_Stated task:_ Update the entries below by replacing each occurrence of "diagonal-arrow-icon" with "arrow-icon", keeping everything else unchanged. Leave the pictures out of your answer.

Element-and-box listings
--*--

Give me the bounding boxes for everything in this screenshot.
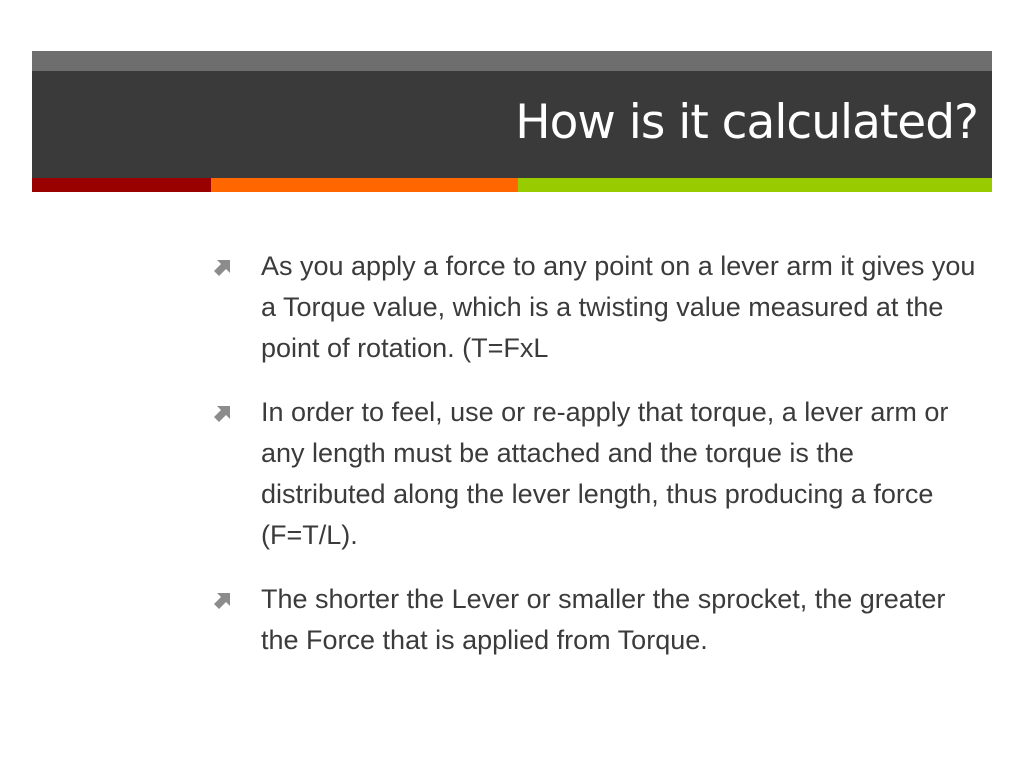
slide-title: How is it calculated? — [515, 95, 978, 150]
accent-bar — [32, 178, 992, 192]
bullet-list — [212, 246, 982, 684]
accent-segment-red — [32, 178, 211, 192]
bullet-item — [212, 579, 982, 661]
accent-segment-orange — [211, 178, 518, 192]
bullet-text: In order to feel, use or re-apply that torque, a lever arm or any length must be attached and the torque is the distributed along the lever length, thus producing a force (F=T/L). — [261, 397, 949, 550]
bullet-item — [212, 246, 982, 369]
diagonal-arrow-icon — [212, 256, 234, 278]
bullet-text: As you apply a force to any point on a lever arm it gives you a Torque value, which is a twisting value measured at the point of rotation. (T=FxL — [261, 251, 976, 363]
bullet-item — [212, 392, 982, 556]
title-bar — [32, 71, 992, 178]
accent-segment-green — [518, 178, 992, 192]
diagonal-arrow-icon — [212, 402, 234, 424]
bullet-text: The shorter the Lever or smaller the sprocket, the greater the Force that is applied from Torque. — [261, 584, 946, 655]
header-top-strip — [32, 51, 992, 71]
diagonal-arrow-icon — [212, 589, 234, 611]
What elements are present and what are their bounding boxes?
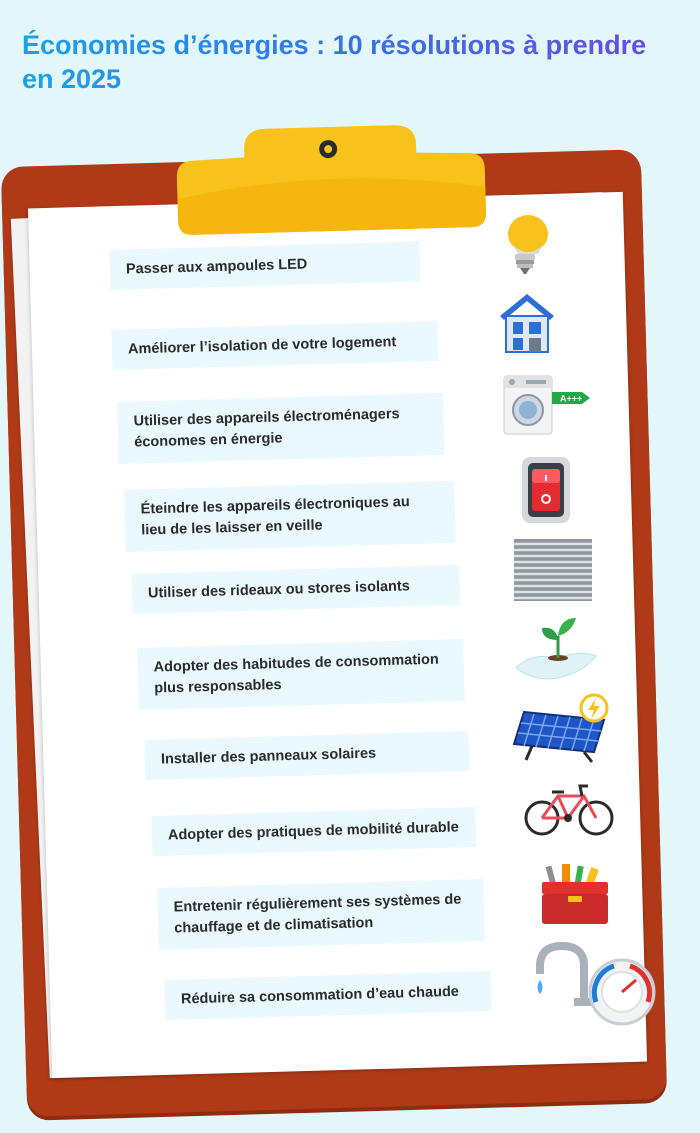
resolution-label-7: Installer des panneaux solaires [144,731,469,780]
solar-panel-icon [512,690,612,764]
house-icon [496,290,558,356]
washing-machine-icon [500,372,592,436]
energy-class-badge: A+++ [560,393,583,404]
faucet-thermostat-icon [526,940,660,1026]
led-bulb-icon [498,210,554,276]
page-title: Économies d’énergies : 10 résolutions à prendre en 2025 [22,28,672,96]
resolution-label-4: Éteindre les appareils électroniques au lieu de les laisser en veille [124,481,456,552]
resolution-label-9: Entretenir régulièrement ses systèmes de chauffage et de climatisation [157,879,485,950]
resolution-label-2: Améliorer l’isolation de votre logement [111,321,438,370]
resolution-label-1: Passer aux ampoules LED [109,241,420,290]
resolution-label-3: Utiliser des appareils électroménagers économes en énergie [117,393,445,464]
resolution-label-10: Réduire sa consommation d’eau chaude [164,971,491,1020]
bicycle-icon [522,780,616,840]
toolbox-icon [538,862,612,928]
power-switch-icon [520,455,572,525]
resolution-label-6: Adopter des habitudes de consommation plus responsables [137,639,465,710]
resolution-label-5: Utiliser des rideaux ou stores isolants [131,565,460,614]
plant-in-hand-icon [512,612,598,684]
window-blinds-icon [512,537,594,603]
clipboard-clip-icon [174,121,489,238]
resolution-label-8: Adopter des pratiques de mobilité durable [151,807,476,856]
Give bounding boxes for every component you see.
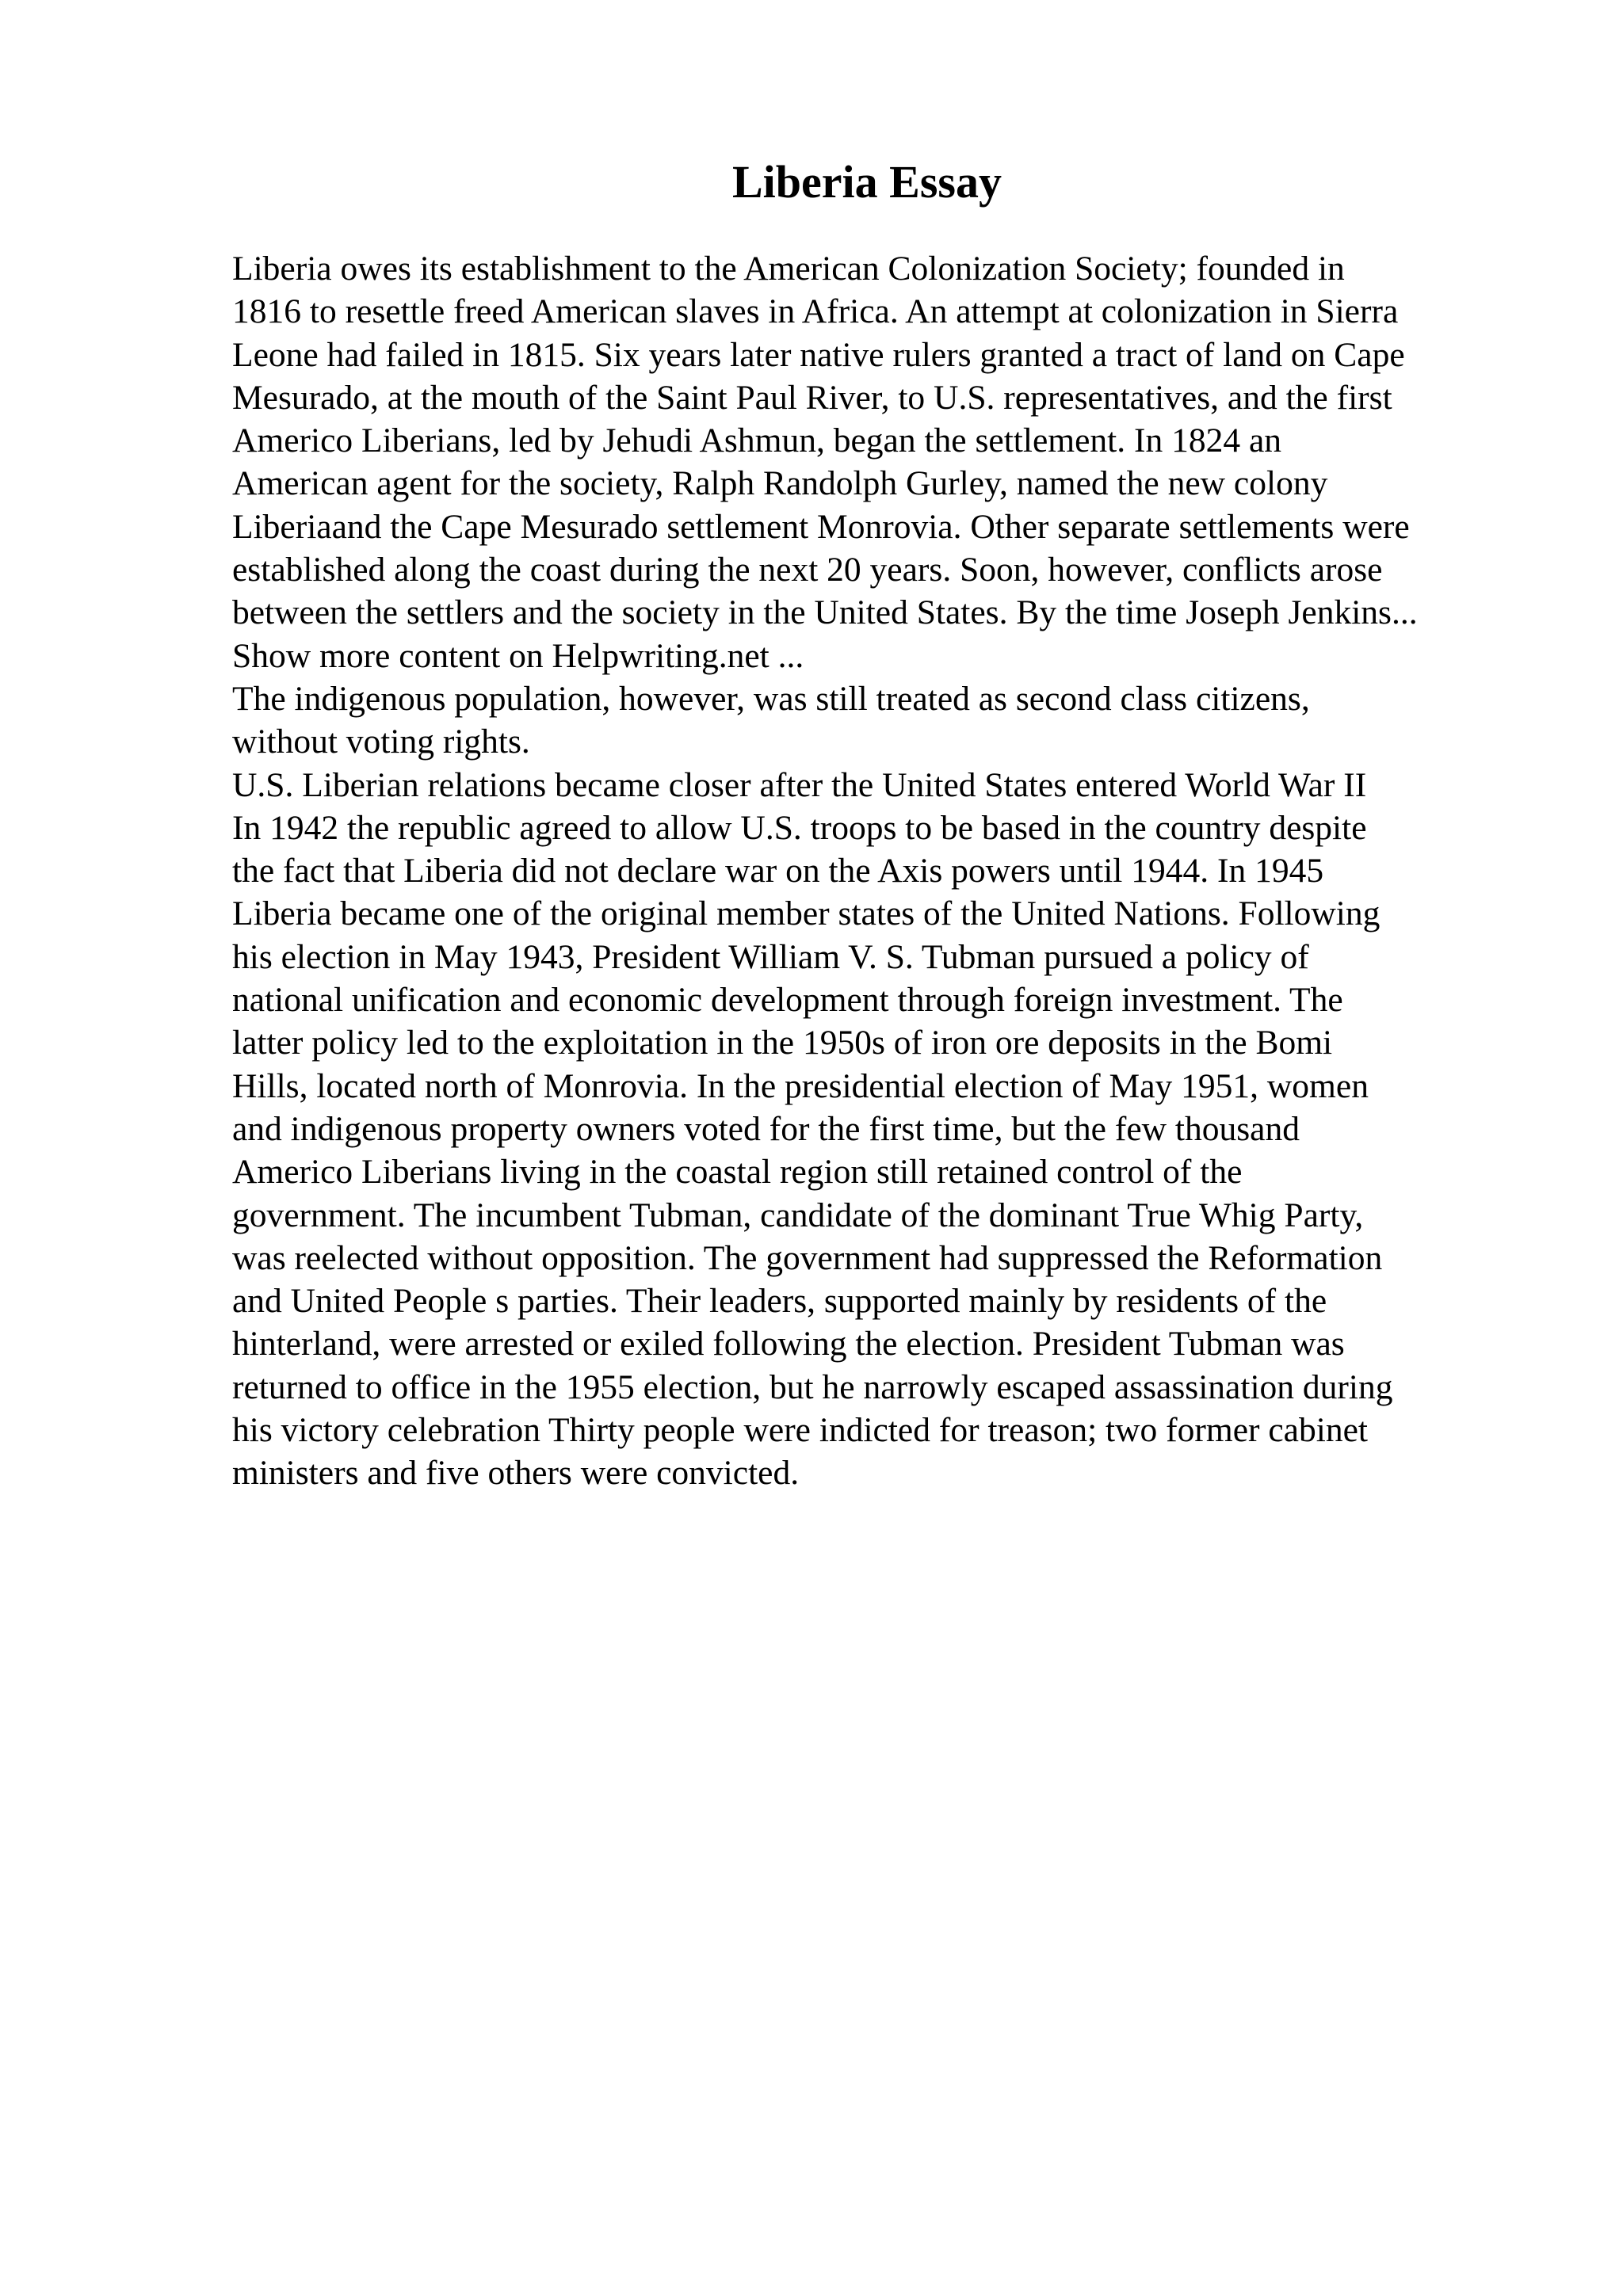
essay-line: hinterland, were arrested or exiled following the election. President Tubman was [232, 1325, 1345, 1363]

--*--

_Answer:_
Give me the bounding boxes for everything in this screenshot.
slide-title: How is it calculated? — [515, 95, 978, 150]
accent-bar — [32, 178, 992, 192]
bullet-list — [212, 246, 982, 684]
accent-segment-red — [32, 178, 211, 192]
bullet-item — [212, 579, 982, 661]
accent-segment-orange — [211, 178, 518, 192]
bullet-text: In order to feel, use or re-apply that torque, a lever arm or any length must be attached and the torque is the distributed along the lever length, thus producing a force (F=T/L). — [261, 397, 949, 550]
bullet-item — [212, 246, 982, 369]
arrow-icon — [212, 256, 234, 278]
bullet-text: As you apply a force to any point on a lever arm it gives you a Torque value, which is a twisting value measured at the point of rotation. (T=FxL — [261, 251, 976, 363]
bullet-item — [212, 392, 982, 556]
title-bar — [32, 71, 992, 178]
accent-segment-green — [518, 178, 992, 192]
arrow-icon — [212, 402, 234, 424]
bullet-text: The shorter the Lever or smaller the sprocket, the greater the Force that is applied from Torque. — [261, 584, 946, 655]
header-top-strip — [32, 51, 992, 71]
arrow-icon — [212, 589, 234, 611]
What elements are present and what are their bounding boxes?
resolution-label-7: Installer des panneaux solaires [144,731,469,780]
solar-panel-icon [512,690,612,764]
house-icon [496,290,558,356]
washing-machine-icon [500,372,592,436]
energy-class-badge: A+++ [560,393,583,404]
faucet-thermostat-icon [526,940,660,1026]
led-bulb-icon [498,210,554,276]
page-title: Économies d’énergies : 10 résolutions à prendre en 2025 [22,28,672,96]
resolution-label-4: Éteindre les appareils électroniques au lieu de les laisser en veille [124,481,456,552]
resolution-label-9: Entretenir régulièrement ses systèmes de chauffage et de climatisation [157,879,485,950]
resolution-label-2: Améliorer l’isolation de votre logement [111,321,438,370]
resolution-label-1: Passer aux ampoules LED [109,241,420,290]
resolution-label-3: Utiliser des appareils électroménagers économes en énergie [117,393,445,464]
resolution-label-10: Réduire sa consommation d’eau chaude [164,971,491,1020]
bicycle-icon [522,780,616,840]
toolbox-icon [538,862,612,928]
power-switch-icon [520,455,572,525]
resolution-label-6: Adopter des habitudes de consommation plus responsables [137,639,465,710]
resolution-label-5: Utiliser des rideaux ou stores isolants [131,565,460,614]
plant-in-hand-icon [512,612,598,684]
window-blinds-icon [512,537,594,603]
clipboard-clip-icon [174,121,489,238]
resolution-label-8: Adopter des pratiques de mobilité durable [151,807,476,856]
Give bounding boxes for every component you see.
essay-line: hinterland, were arrested or exiled following the election. President Tubman was [232, 1325, 1345, 1363]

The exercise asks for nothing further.